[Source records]

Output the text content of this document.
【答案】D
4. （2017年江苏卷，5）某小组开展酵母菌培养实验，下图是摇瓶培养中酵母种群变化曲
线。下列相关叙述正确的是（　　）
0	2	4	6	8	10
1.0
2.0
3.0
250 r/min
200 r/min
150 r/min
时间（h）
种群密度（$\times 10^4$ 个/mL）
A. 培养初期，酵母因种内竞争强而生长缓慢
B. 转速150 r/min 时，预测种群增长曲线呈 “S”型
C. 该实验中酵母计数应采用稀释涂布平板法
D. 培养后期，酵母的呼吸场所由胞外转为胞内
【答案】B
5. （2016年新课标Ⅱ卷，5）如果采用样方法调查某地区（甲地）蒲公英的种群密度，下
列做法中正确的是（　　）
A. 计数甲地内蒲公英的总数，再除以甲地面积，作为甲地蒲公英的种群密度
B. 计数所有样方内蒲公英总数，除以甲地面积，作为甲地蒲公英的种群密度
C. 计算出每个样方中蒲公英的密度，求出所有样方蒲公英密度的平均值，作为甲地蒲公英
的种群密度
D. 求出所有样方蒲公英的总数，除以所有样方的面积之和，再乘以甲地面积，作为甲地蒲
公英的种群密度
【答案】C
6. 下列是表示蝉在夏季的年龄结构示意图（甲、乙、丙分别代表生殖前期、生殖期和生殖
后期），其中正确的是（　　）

**Objective:**
Every record shown above should be written out again exactly.

**Answer to the exercise:**
Output the text content of this document.
【答案】D
4. （2017年江苏卷，5）某小组开展酵母菌培养实验，下图是摇瓶培养中酵母种群变化曲
线。下列相关叙述正确的是（　　）
0	2	4	6	8	10
1.0
2.0
3.0
250 r/min
200 r/min
150 r/min
时间（h）
种群密度（$\times 10^4$ 个/mL）
A. 培养初期，酵母因种内竞争强而生长缓慢
B. 转速150 r/min 时，预测种群增长曲线呈 “S”型
C. 该实验中酵母计数应采用稀释涂布平板法
D. 培养后期，酵母的呼吸场所由胞外转为胞内
【答案】B
5. （2016年新课标Ⅱ卷，5）如果采用样方法调查某地区（甲地）蒲公英的种群密度，下
列做法中正确的是（　　）
A. 计数甲地内蒲公英的总数，再除以甲地面积，作为甲地蒲公英的种群密度
B. 计数所有样方内蒲公英总数，除以甲地面积，作为甲地蒲公英的种群密度
C. 计算出每个样方中蒲公英的密度，求出所有样方蒲公英密度的平均值，作为甲地蒲公英
的种群密度
D. 求出所有样方蒲公英的总数，除以所有样方的面积之和，再乘以甲地面积，作为甲地蒲
公英的种群密度
【答案】C
6. 下列是表示蝉在夏季的年龄结构示意图（甲、乙、丙分别代表生殖前期、生殖期和生殖
后期），其中正确的是（　　）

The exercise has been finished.